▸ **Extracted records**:
◆ ◆ ◆ ◆ ◆ ◆ ◆

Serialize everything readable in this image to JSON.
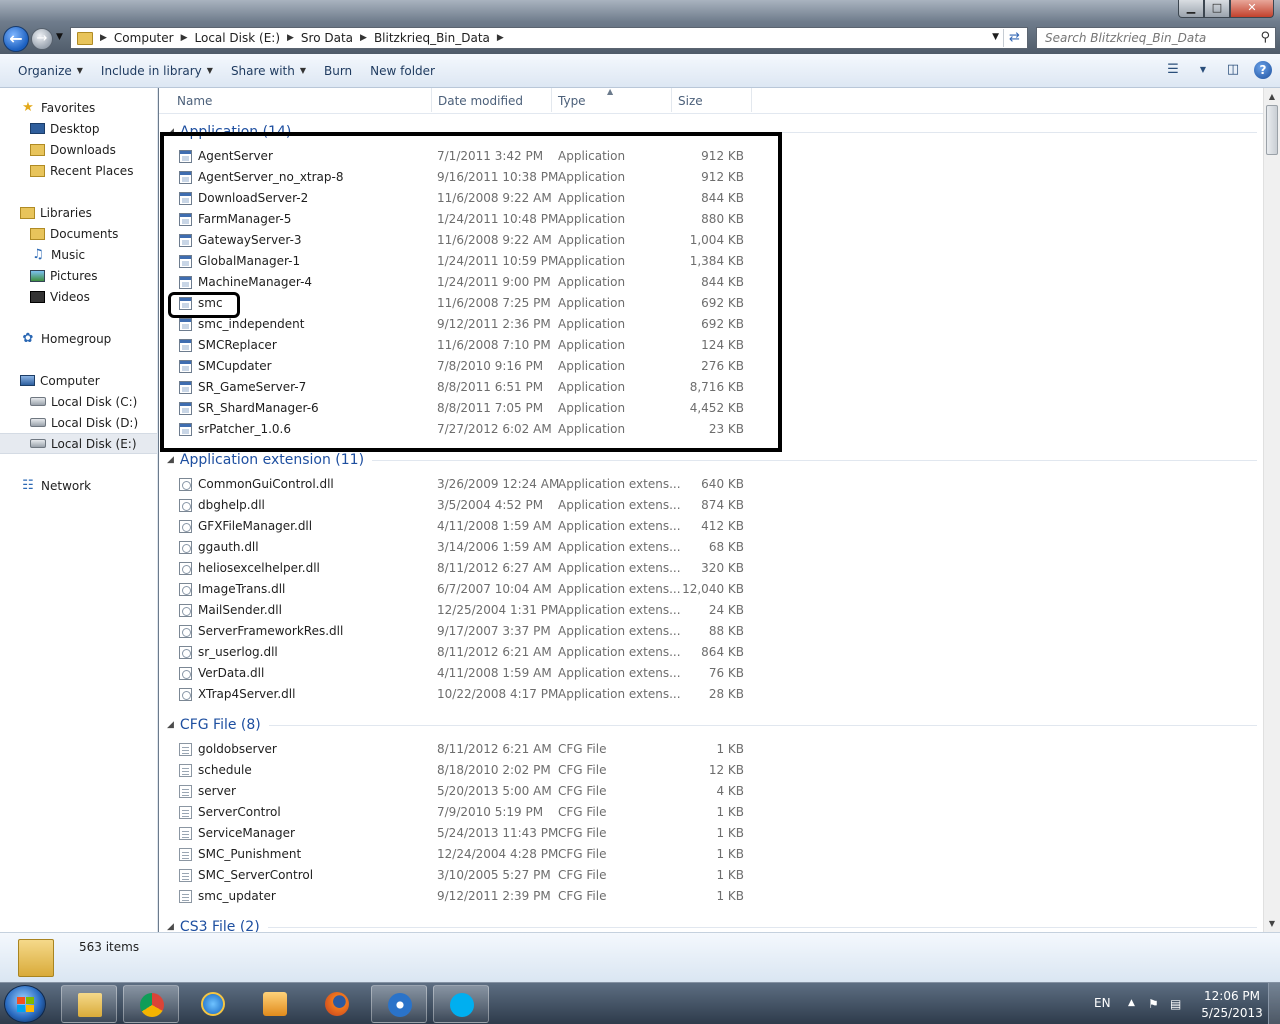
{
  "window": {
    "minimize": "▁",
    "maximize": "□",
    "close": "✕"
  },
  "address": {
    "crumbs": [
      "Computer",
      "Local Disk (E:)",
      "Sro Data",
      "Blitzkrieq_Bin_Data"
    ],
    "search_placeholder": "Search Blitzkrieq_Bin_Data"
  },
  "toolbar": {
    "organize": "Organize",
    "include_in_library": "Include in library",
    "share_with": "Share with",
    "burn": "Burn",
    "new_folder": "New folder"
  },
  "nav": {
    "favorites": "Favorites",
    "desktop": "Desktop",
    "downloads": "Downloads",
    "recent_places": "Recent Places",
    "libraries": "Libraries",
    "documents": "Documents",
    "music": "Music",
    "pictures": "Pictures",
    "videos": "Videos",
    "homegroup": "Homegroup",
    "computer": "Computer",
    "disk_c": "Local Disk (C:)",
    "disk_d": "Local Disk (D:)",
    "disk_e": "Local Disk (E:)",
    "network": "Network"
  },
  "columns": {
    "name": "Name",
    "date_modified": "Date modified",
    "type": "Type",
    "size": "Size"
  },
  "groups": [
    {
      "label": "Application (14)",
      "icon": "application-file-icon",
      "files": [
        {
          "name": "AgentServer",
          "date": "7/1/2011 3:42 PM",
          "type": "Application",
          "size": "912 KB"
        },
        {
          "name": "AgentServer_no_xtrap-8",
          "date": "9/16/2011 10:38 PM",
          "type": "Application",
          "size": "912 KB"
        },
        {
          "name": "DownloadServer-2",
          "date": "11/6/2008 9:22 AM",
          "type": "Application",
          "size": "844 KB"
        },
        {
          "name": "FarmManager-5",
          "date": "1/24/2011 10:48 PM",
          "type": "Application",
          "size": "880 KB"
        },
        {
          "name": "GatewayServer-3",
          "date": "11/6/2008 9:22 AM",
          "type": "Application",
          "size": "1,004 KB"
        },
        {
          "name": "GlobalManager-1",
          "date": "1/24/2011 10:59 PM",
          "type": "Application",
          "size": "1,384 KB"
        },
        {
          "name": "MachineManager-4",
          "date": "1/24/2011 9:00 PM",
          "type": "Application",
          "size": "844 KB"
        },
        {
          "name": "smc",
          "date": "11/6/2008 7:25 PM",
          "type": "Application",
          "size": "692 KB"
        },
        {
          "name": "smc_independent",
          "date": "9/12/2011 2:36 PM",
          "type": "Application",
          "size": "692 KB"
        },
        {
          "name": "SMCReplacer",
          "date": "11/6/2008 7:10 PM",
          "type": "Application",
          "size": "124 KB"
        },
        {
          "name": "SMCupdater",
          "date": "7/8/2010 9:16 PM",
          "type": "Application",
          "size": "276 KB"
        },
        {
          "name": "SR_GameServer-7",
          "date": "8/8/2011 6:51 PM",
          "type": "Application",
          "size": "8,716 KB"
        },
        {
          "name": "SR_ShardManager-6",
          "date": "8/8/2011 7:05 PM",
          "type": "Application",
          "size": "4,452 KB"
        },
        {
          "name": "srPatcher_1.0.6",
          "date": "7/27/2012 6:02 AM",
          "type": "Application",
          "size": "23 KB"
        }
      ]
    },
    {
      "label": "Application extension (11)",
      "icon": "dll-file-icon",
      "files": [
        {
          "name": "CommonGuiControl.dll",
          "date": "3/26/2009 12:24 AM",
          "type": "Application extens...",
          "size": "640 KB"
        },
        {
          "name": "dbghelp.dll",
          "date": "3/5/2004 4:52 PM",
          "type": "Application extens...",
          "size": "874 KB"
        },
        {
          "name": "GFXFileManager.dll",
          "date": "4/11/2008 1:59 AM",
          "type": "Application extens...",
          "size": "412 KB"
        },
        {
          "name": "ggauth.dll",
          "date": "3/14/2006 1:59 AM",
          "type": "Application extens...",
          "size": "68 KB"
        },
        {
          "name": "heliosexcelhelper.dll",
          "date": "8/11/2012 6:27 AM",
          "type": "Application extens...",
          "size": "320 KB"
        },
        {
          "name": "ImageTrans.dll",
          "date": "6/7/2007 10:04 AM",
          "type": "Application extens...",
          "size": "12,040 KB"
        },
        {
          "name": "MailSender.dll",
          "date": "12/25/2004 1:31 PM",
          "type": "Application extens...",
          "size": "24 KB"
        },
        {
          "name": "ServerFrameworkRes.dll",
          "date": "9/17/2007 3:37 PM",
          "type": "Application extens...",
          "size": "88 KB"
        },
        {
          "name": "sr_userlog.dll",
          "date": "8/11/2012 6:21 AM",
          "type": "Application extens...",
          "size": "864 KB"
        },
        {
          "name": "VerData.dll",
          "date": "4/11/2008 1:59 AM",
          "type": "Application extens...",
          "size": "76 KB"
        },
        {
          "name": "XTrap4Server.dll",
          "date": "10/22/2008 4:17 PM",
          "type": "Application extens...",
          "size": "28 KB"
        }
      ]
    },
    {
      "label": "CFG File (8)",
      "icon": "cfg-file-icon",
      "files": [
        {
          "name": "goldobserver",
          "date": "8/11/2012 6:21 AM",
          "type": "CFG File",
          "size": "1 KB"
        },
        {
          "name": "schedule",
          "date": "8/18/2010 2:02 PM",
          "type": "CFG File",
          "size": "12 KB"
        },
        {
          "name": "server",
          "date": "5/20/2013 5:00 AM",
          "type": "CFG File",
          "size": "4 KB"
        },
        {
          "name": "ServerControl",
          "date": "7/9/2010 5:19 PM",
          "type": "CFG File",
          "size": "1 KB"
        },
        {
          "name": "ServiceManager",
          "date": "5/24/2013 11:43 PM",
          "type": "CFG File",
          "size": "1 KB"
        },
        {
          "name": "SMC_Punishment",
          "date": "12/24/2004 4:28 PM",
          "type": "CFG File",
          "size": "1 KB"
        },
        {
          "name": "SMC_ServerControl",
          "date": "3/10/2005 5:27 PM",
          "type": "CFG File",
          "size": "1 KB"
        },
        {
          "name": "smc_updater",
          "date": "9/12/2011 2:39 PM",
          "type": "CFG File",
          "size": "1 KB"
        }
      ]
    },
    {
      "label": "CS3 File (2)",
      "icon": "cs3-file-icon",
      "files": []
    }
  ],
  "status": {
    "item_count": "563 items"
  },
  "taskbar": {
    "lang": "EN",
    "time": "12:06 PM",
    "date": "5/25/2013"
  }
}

◆ ◆ ◆ ◆ ◆ ◆ ◆

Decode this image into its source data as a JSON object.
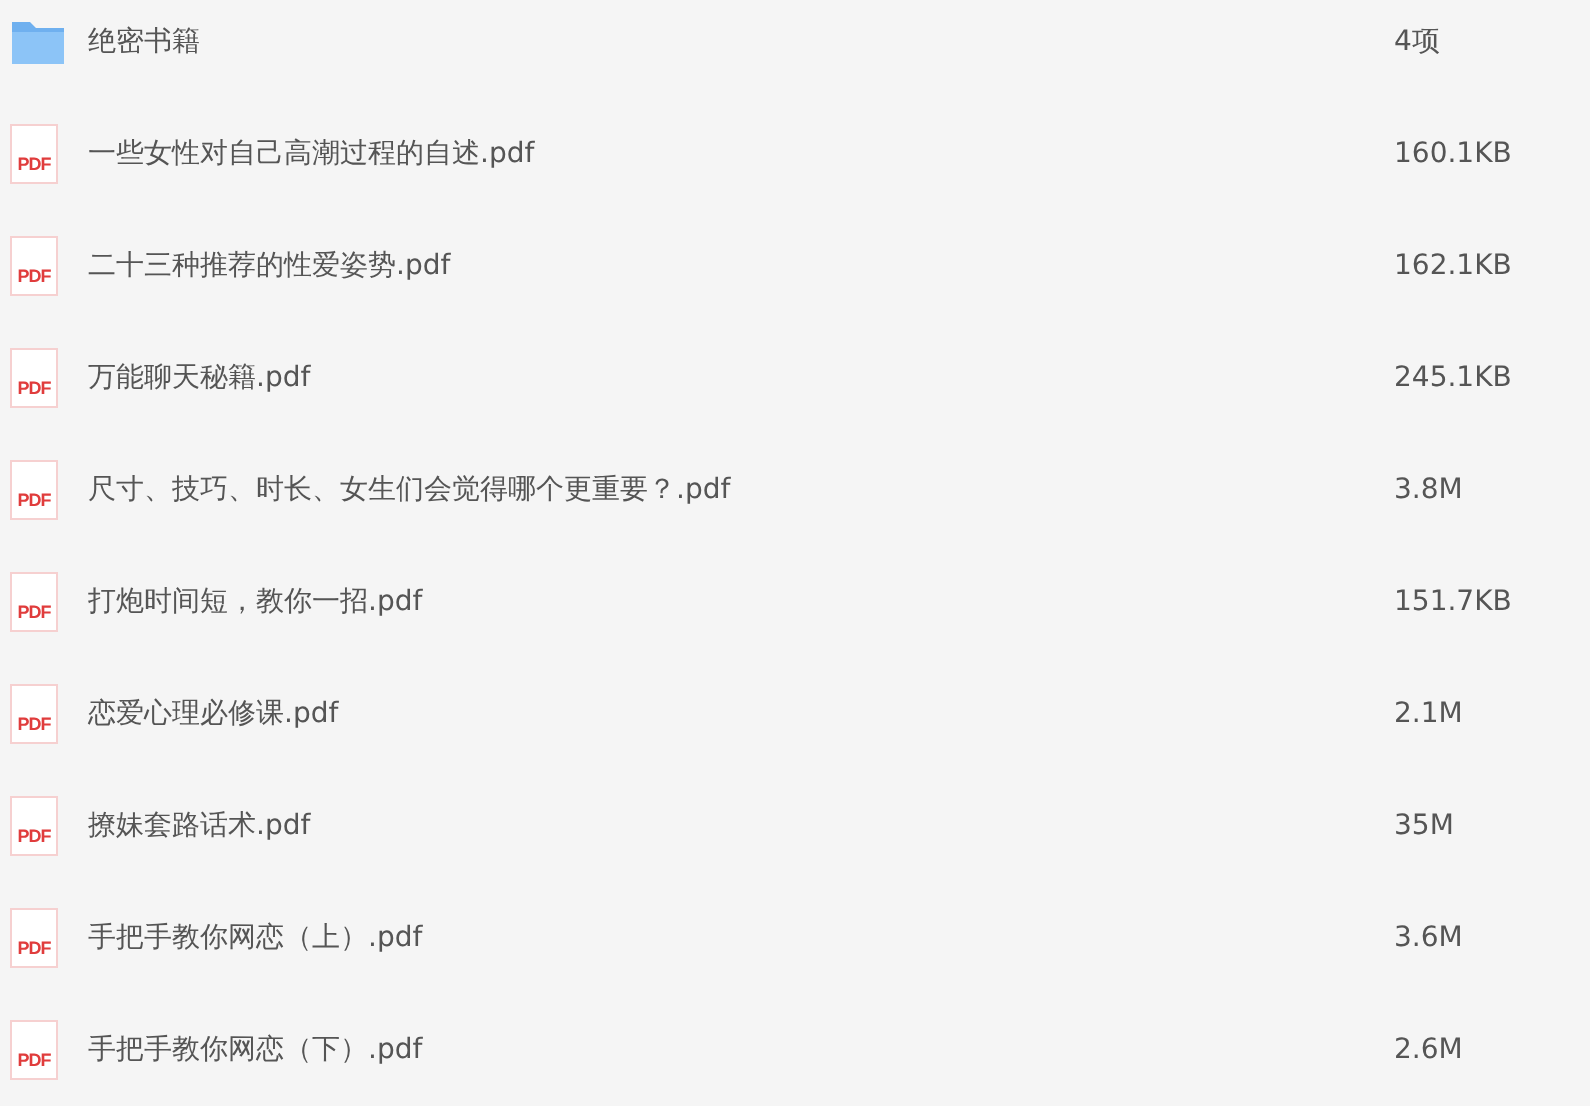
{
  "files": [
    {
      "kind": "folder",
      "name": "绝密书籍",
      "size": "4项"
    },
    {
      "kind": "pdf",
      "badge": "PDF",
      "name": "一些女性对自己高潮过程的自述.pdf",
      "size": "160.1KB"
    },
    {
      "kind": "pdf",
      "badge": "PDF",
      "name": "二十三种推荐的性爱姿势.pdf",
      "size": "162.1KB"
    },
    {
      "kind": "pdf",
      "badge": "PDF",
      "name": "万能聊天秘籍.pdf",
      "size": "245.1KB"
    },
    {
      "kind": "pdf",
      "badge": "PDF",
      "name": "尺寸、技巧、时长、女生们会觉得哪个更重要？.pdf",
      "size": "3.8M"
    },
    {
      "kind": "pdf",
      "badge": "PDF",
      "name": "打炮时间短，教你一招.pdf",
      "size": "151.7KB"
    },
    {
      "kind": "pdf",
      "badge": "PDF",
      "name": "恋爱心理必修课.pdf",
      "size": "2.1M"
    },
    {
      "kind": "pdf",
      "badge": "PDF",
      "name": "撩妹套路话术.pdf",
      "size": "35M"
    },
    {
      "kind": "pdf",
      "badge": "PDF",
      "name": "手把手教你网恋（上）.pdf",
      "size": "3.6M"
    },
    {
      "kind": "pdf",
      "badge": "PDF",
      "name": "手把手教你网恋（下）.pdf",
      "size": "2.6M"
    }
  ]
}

◆ ◆ ◆ ◆ ◆ ◆ ◆

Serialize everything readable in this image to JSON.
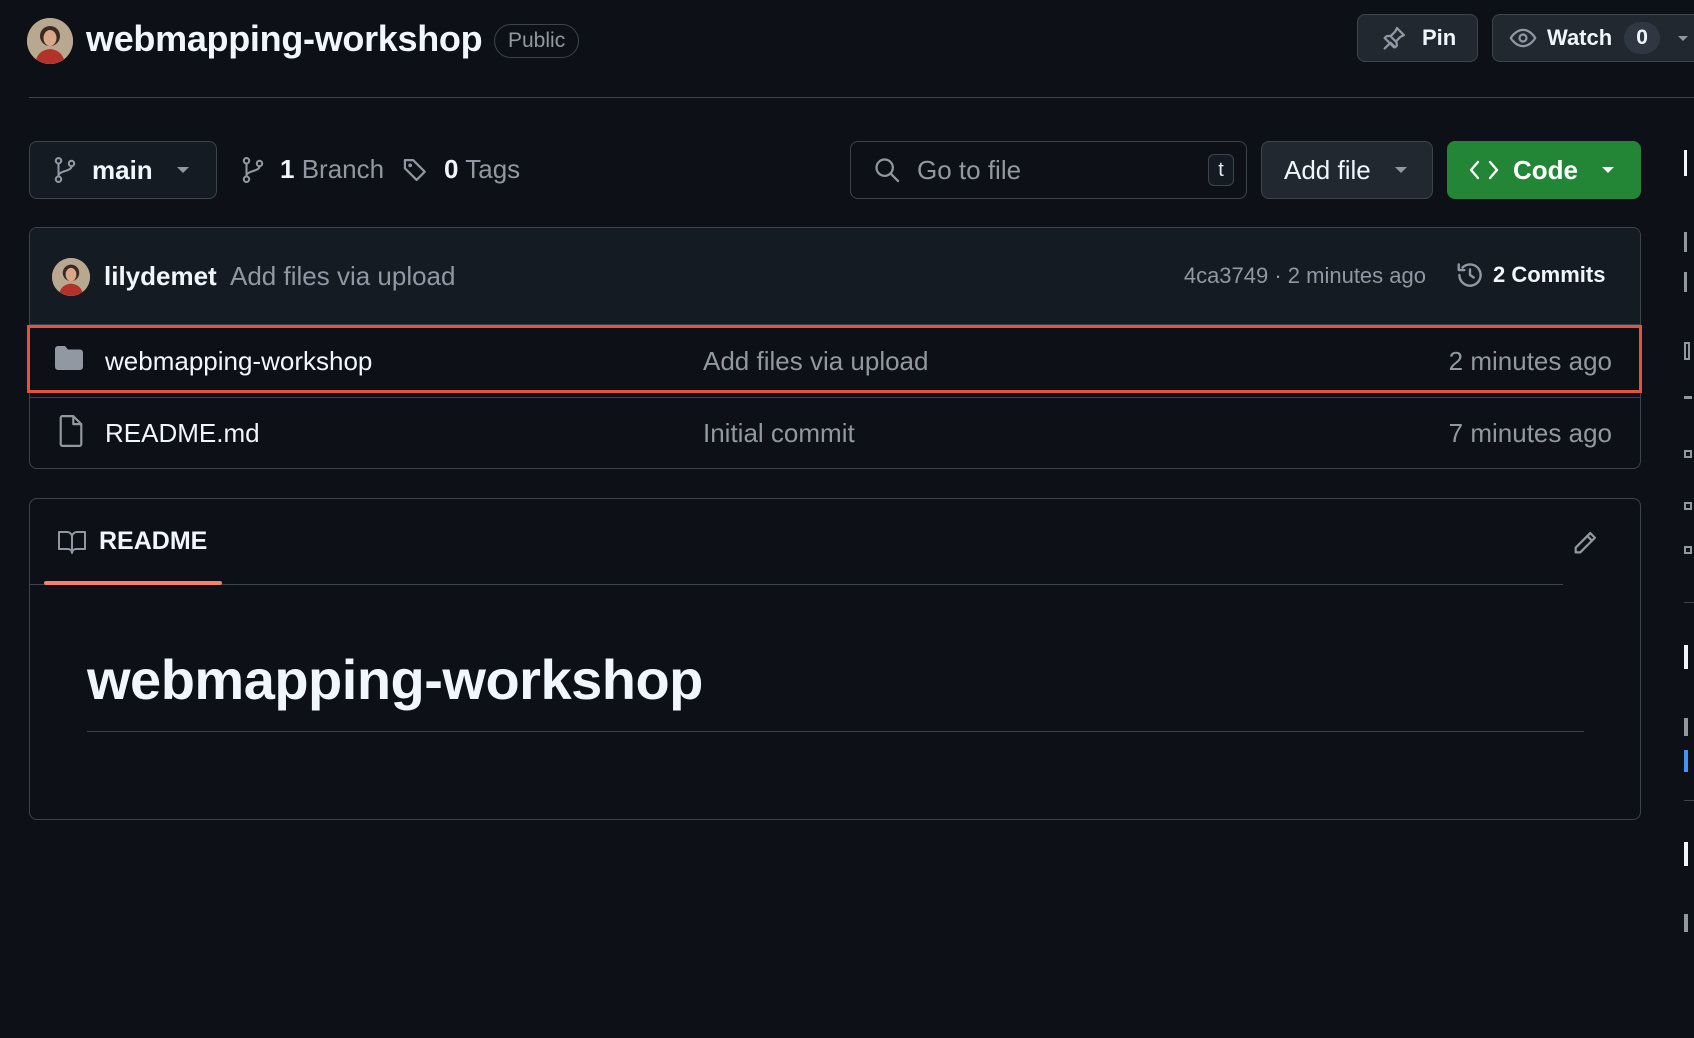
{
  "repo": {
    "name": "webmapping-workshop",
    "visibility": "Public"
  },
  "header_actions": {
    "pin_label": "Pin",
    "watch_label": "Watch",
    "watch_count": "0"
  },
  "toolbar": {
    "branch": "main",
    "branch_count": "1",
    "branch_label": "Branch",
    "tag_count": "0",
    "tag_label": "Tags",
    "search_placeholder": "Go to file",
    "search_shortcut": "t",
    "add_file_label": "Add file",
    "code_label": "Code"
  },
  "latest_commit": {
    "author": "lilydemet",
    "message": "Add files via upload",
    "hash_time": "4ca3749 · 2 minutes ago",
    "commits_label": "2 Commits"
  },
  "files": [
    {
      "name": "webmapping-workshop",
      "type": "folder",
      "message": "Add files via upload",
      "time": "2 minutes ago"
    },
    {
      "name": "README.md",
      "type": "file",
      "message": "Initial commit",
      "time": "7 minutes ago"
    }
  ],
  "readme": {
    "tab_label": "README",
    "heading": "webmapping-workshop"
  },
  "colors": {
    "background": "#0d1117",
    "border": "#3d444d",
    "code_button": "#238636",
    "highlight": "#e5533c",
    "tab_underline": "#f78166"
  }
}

◆ ◆ ◆ ◆ ◆ ◆ ◆

▸ **Job**: Identify every line above that includes the word "folder", and show those lines.

▸ **Answer**:
    "new_folder": "New folder"
      "kind": "folder",
      "type": "folder",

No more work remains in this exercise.